[ENTRIES SUPPLIED — start]

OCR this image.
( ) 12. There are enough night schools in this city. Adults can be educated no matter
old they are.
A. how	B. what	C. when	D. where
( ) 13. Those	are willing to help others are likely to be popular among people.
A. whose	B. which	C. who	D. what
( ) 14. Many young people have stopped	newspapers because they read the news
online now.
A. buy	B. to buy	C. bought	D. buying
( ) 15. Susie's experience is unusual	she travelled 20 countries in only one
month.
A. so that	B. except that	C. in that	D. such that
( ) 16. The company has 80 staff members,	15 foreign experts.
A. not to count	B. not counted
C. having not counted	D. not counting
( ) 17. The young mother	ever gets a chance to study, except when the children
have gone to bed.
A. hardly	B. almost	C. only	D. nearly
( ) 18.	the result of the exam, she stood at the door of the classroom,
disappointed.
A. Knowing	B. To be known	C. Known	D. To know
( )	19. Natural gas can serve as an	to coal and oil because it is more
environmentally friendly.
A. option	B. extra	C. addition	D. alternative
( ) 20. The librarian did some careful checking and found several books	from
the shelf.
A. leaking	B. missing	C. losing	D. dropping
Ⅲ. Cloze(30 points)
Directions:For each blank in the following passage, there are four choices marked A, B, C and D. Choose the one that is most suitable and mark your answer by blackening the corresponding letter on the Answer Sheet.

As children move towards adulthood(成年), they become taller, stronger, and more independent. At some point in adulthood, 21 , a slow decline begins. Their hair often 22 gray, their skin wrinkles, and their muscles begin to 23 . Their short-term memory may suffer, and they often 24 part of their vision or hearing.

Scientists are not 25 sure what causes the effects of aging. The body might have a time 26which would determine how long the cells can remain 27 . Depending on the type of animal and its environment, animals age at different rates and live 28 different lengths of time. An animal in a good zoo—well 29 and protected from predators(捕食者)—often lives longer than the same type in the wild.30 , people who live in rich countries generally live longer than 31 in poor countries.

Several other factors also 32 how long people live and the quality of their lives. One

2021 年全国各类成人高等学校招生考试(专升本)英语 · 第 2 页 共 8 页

[ENTRIES SUPPLIED — finish]

### WHAT YOU NEED TO DO
Retype all the data exactly, line for line.

### RESPONSE AREA
OCR this image.
( ) 12. There are enough night schools in this city. Adults can be educated no matter
old they are.
A. how	B. what	C. when	D. where
( ) 13. Those	are willing to help others are likely to be popular among people.
A. whose	B. which	C. who	D. what
( ) 14. Many young people have stopped	newspapers because they read the news
online now.
A. buy	B. to buy	C. bought	D. buying
( ) 15. Susie's experience is unusual	she travelled 20 countries in only one
month.
A. so that	B. except that	C. in that	D. such that
( ) 16. The company has 80 staff members,	15 foreign experts.
A. not to count	B. not counted
C. having not counted	D. not counting
( ) 17. The young mother	ever gets a chance to study, except when the children
have gone to bed.
A. hardly	B. almost	C. only	D. nearly
( ) 18.	the result of the exam, she stood at the door of the classroom,
disappointed.
A. Knowing	B. To be known	C. Known	D. To know
( )	19. Natural gas can serve as an	to coal and oil because it is more
environmentally friendly.
A. option	B. extra	C. addition	D. alternative
( ) 20. The librarian did some careful checking and found several books	from
the shelf.
A. leaking	B. missing	C. losing	D. dropping
Ⅲ. Cloze(30 points)
Directions:For each blank in the following passage, there are four choices marked A, B, C and D. Choose the one that is most suitable and mark your answer by blackening the corresponding letter on the Answer Sheet.

As children move towards adulthood(成年), they become taller, stronger, and more independent. At some point in adulthood, 21 , a slow decline begins. Their hair often 22 gray, their skin wrinkles, and their muscles begin to 23 . Their short-term memory may suffer, and they often 24 part of their vision or hearing.

Scientists are not 25 sure what causes the effects of aging. The body might have a time 26which would determine how long the cells can remain 27 . Depending on the type of animal and its environment, animals age at different rates and live 28 different lengths of time. An animal in a good zoo—well 29 and protected from predators(捕食者)—often lives longer than the same type in the wild.30 , people who live in rich countries generally live longer than 31 in poor countries.

Several other factors also 32 how long people live and the quality of their lives. One

2021 年全国各类成人高等学校招生考试(专升本)英语 · 第 2 页 共 8 页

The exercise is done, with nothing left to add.